TÂCHES À RÉALISER:
1. Recopiez à l'identique le passage de l'article sur la Marmite à Roulettes qui va de « Béziers, vendredi 21 mars » jusqu'à « provenant de Villeneuve-les-Béziers. » inclus.
2. Dites si chacune de ces affirmations concorde avec l'article sur la Marmite à Roulettes, en répondant par oui ou par non et en citant les mots exacts qui tranchent. (a) La soupe servie à Béziers était une soupe aux lentilles bio. (b) Le petit groupe du début venait du monde associatif de Montpellier. (c) Le premier restaurant de « la Marmite » a ouvert dans le VIe arrondissement de Paris.
3. Reprenez l'article sur la Marmite à Roulettes et poursuivez-le, s'il vous plaît, à partir de sa dernière phrase.

EXTRAIT RETENU:
####################
Consommation solidaire

Sur les pavés, une cantine populaire et conviviale : la Marmite à Roulettes

Consommation solidaire

par Barbara Heide, Medhi Bouzouina

De Béziers à Montpellier, un groupe d’Héraultais se réapproprie la rue pour proposer au plus grand nombre des repas à petits prix et de qualité. Retour sur cette initiative librement inspirée des cuisines coopératives de la Commune.

Cet article a initialement été publié dans la revue Nature & Progrès.

Béziers, vendredi 21 mars à midi. C’est la veille du 1er tour des élections municipales, sur la place du marché. Face à la maison de Jean Moulin, nous sommes quelques-uns à installer tables, réchaud, gamelles et vaisselle. L’association « La Marmite à Roulettes » organise une soupe populaire pour le premier festival des peuples organisé par la Cimade de Béziers. Très rapidement, une batucada nous rejoint, suivie par des militants, sans-papiers, passants, précaires, pour discuter, se rencontrer, danser et déguster une délicieuse soupe aux lentilles bio à base de légumineuses provenant de Villeneuve-les-Béziers.

Au début, nous étions une petite dizaine issus des mouvements sociaux, du monde associatif de Pézenas (Hérault) à faire le constat qu’il manquait dans cette ville un lieu collectif, autonome et indépendant des organisations politiques. Nous sommes persuadés que l’absence d’un tel espace nous « invisibilise », nous affaiblit et nous empêche de nous rencontrer et de nous organiser. Pour mémoire, les mouvements ouvriers historiques ont créé des structures essentielles comme les syndicats, les coopératives, les maisons du peuple, les bourses du travail, pour améliorer leurs conditions de vie et apporter des réponses de solidarité et d’égalité. Aujourd’hui, il y a donc urgence à recréer des outils porteurs de ces valeurs pour lutter, s’entraider, construire ensemble des alternatives. Voilà pourquoi nous avons décidé de lancer une cantine populaire.

Clin d’œil à la Commune

En 1868, Eugène Varlin lance avec le soutien de Louise Michel un appel aux ouvriers, ouvrières et consommateurs pour la formation d’un restaurant coopératif ouvrier. Son appel se transforme en un véritable succès puisqu’il parvient à atteindre 8 000 souscripteurs à raison d’un sou par semaine. La cuisine coopérative « la Marmite » ouvre à Paris un premier restaurant dans le VIe arrondissement. Trois autres établissements voient le jour jusqu’à la guerre franco-prussienne de 1870 qui stoppe net le projet de onze nouvelles cantines. Pendant le Siège et la Commune de Paris, les marmites permettent de venir en aide aux familles les plus modestes. C’est également en 1871 que la Commune propose, parmi de nombreuses réformes, la gratuité de la cantine scolaire.
####################
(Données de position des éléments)
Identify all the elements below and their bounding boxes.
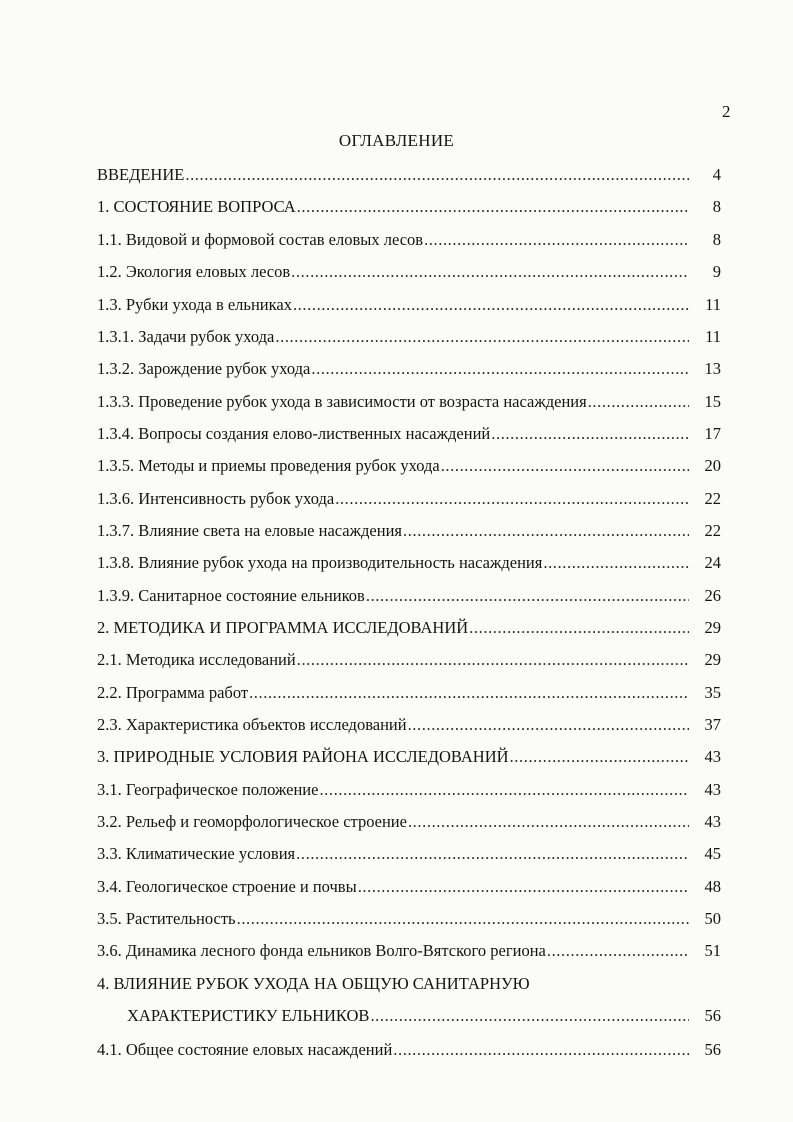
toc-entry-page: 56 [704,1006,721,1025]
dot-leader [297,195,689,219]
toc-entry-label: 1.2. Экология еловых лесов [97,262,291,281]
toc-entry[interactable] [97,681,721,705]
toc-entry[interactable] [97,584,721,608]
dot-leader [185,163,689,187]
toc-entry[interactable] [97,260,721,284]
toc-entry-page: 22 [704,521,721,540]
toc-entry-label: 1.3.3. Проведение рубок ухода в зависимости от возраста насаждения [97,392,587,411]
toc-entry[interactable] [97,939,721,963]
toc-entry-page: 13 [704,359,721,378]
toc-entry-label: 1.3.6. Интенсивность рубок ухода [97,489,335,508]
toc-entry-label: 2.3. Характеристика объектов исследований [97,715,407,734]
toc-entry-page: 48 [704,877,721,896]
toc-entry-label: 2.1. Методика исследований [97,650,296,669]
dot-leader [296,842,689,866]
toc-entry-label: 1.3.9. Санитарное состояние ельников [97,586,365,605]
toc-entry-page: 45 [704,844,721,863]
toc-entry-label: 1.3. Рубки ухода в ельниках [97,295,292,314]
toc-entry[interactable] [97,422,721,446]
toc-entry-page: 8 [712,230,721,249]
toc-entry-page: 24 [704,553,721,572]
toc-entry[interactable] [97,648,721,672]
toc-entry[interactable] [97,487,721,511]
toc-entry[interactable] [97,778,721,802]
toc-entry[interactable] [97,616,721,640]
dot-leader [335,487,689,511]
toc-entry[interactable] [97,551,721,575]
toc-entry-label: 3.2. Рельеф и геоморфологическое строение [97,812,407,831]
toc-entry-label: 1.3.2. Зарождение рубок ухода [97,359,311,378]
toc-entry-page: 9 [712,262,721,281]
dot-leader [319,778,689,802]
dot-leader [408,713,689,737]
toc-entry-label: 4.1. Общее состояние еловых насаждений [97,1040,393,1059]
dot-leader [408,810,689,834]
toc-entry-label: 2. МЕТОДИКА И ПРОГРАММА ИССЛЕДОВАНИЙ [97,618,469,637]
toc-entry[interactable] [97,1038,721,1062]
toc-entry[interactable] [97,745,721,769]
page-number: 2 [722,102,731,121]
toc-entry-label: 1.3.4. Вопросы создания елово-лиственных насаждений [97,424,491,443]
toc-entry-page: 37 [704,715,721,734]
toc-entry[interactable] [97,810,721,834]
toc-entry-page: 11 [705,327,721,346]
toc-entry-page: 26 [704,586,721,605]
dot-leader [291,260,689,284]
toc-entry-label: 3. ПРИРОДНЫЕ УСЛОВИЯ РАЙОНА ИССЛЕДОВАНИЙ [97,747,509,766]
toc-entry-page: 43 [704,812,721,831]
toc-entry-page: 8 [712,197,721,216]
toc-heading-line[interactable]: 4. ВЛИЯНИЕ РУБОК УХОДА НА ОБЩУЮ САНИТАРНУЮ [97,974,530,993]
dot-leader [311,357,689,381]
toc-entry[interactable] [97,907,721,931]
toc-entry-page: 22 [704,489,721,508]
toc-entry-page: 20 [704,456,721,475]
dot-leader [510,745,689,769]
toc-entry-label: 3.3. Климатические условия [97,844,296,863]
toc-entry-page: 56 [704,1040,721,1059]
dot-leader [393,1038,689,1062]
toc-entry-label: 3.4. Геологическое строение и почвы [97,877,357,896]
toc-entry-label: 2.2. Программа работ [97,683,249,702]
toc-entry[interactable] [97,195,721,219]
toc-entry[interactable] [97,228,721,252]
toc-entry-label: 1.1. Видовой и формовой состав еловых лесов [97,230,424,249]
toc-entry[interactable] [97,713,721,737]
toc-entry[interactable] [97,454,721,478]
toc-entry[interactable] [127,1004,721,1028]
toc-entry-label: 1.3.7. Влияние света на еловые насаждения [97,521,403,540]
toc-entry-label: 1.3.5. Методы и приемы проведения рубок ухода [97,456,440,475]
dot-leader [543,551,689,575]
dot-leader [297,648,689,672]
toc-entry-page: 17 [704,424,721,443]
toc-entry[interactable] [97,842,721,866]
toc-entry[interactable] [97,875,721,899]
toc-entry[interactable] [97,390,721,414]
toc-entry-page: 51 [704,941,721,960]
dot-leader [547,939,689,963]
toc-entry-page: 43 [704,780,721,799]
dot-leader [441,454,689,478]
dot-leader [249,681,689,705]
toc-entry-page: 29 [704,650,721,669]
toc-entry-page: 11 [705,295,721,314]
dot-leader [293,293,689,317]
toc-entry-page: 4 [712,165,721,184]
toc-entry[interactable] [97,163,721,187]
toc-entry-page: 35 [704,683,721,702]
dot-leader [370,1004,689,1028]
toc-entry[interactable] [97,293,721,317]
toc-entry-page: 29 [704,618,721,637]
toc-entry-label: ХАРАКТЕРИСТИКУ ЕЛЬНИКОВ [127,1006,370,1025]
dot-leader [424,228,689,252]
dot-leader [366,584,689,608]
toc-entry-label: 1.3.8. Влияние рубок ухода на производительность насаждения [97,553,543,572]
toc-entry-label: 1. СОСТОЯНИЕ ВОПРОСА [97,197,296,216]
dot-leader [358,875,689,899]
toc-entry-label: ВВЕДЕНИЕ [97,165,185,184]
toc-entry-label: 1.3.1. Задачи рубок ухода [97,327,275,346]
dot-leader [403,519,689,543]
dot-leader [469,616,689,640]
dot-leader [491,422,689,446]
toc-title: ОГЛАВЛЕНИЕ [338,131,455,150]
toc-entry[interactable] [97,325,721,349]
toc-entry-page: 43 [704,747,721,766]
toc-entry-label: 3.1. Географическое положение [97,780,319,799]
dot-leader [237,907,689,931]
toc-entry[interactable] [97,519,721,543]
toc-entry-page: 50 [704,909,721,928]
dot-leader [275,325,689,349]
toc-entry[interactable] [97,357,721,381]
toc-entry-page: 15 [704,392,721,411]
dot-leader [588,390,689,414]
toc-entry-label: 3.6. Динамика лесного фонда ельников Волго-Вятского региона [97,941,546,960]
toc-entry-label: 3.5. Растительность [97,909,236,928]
####################
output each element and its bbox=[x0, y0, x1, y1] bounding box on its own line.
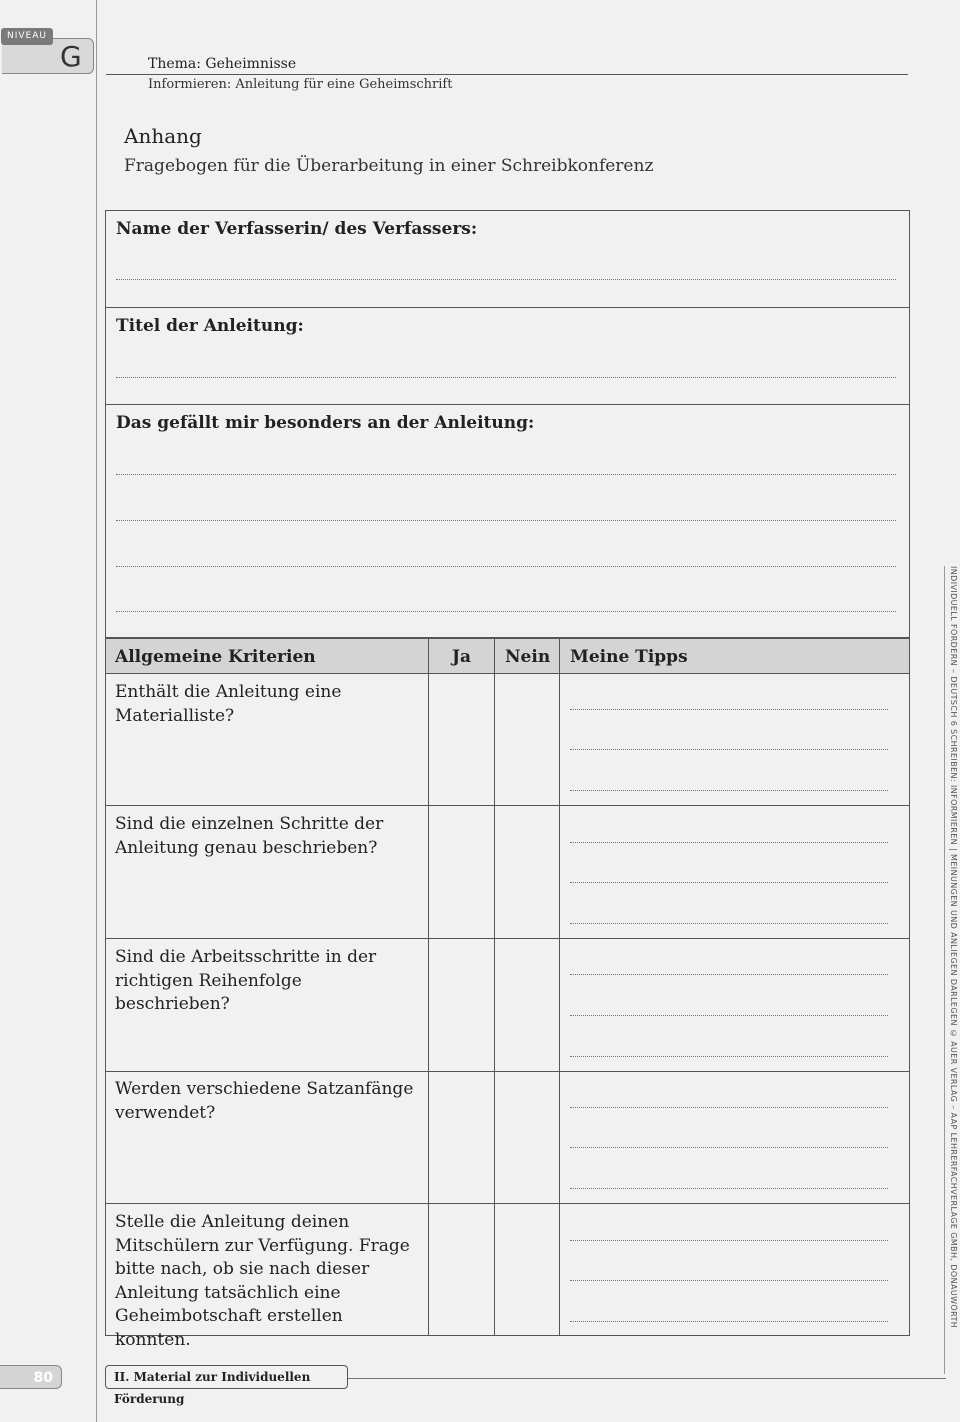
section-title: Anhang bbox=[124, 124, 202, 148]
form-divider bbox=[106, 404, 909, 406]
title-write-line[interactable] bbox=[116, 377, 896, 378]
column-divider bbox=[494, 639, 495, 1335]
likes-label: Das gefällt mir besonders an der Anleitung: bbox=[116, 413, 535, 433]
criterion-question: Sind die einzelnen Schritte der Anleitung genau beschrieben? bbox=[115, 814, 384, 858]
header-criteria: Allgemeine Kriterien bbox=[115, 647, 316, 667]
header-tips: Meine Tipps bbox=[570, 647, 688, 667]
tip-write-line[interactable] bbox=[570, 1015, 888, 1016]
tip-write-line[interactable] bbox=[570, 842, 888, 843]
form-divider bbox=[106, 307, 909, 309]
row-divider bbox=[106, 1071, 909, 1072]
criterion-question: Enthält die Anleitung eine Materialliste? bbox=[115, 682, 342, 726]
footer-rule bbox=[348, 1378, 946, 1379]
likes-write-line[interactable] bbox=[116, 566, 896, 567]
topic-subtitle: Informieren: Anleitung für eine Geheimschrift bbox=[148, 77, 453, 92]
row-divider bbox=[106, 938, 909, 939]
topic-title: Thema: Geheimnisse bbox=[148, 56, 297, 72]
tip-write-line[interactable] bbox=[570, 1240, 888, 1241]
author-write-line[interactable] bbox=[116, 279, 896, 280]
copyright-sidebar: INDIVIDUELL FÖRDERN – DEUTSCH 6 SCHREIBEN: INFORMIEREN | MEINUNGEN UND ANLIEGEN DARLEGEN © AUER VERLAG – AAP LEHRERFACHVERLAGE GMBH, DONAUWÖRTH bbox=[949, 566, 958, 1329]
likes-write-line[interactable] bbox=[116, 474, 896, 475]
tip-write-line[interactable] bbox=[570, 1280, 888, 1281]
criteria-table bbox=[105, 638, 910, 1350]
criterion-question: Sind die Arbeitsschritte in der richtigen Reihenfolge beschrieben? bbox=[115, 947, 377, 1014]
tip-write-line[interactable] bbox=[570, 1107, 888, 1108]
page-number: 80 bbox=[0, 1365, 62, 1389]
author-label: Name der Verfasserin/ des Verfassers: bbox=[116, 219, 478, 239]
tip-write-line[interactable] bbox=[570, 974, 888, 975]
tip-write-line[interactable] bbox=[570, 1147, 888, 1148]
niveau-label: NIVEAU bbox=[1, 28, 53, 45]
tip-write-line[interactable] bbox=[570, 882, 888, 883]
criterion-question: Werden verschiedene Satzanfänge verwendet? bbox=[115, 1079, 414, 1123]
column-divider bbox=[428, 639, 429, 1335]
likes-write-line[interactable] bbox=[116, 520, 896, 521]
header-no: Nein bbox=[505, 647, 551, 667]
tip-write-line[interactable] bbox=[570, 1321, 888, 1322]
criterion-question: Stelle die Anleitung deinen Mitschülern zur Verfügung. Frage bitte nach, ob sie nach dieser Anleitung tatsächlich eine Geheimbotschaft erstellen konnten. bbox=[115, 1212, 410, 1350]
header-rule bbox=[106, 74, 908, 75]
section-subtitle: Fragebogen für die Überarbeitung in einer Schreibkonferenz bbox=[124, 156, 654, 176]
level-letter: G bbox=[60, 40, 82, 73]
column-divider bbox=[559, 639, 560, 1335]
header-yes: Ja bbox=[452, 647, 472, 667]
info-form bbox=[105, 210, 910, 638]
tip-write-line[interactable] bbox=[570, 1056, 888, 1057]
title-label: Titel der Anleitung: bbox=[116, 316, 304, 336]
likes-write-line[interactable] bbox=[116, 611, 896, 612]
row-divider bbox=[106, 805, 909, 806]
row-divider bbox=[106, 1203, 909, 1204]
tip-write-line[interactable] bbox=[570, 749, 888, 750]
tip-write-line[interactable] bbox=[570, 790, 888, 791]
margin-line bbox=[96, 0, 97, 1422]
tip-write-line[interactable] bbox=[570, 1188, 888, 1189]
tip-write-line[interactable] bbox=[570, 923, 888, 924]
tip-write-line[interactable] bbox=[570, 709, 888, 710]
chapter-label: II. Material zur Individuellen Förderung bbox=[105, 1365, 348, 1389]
####################
RÉPONSES PAR TÂCHE:
1.
Béziers, vendredi 21 mars à midi. C’est la veille du 1er tour des élections municipales, sur la place du marché. Face à la maison de Jean Moulin, nous sommes quelques-uns à installer tables, réchaud, gamelles et vaisselle. L’association « La Marmite à Roulettes » organise une soupe populaire pour le premier festival des peuples organisé par la Cimade de Béziers. Très rapidement, une batucada nous rejoint, suivie par des militants, sans-papiers, passants, précaires, pour discuter, se rencontrer, danser et déguster une délicieuse soupe aux lentilles bio à base de légumineuses provenant de Villeneuve-les-Béziers.

2.
(a) Oui : « une délicieuse soupe aux lentilles bio »
(b) Non : « issus des mouvements sociaux, du monde associatif de Pézenas (Hérault) »
(c) Oui : « ouvre à Paris un premier restaurant dans le VIe arrondissement »

3.
Voilà l’état d’esprit dans lequel nous avons pensé notre cantine populaire avec comme objectif premier de favoriser l’accès pour tous à une alimentation de qualité, saine et équilibrée. Au sens où nous l’entendons, la cantine populaire est un lieu de vie et de sociabilité à la fois simple, chaleureux et ouvert à tous, où l’on sert des repas à faible coût. C’est également un endroit intergénérationnel et propice à la mixité sociale. Respectueuse de l’environnement et dans un esprit de développement local et durable, l’association s’efforce d’utiliser les circuits courts pour l’approvisionnement et développe des partenariats avec des producteurs locaux.

Le terme « cantine » peut paraître péjoratif aux yeux de certains mais, il porte en lui des valeurs historiques. Sans compter qu’il s’agit surtout d’un mode de restauration convivial et peu cher par excellence, où des personnes en situation de précarité et des actifs peuvent rester en contact et tisser des liens autour d’un repas. La cantine facilite alors les rencontres de hasard, la création de lien et d’affinités. Elle expose l’être humain à une confrontation avec d’autres, de sexe, de niveaux et de classes sociales parfois différents. En effet, une fois attablés, il est alors plus facile de lier connaissance avec ses voisins. L’esprit cantine populaire vise alors à améliorer les relations humaines, dans un espace de sociabilité et de solidarité.

Encourager les filières courtes

L’alimentation de qualité est aujourd’hui réservée aux populations favorisées, conséquence de la généralisation des produits industriels, bas de gamme, et de l’augmentation générale des prix des produits alimentaires. Nous nous situons entre l’offre de restauration classique, (c’est à dire à un prix inabordable financièrement pour une majorité de personnes) et celle des associations d’aide alimentaire (une démarche de précarité stigmatisante et une nourriture industrielle premier prix).

Dans un souci d’écologie et de qualité de notre alimentation, nous remettons en question l’ensemble du système de production (agro-industrie) et de distribution (supermarchés) des produits alimentaires. Pour nos ingrédients et boissons, nous faisons donc appel principalement à des petits producteurs locaux. Encourager ainsi les filières courtes, permet de créer un contact direct avec les producteurs et ainsi éviter tout intermédiaire, de soutenir le développement local en encourageant à l’installation de paysans et enfin, de remettre en cause le transport des marchandises sur de longues distances.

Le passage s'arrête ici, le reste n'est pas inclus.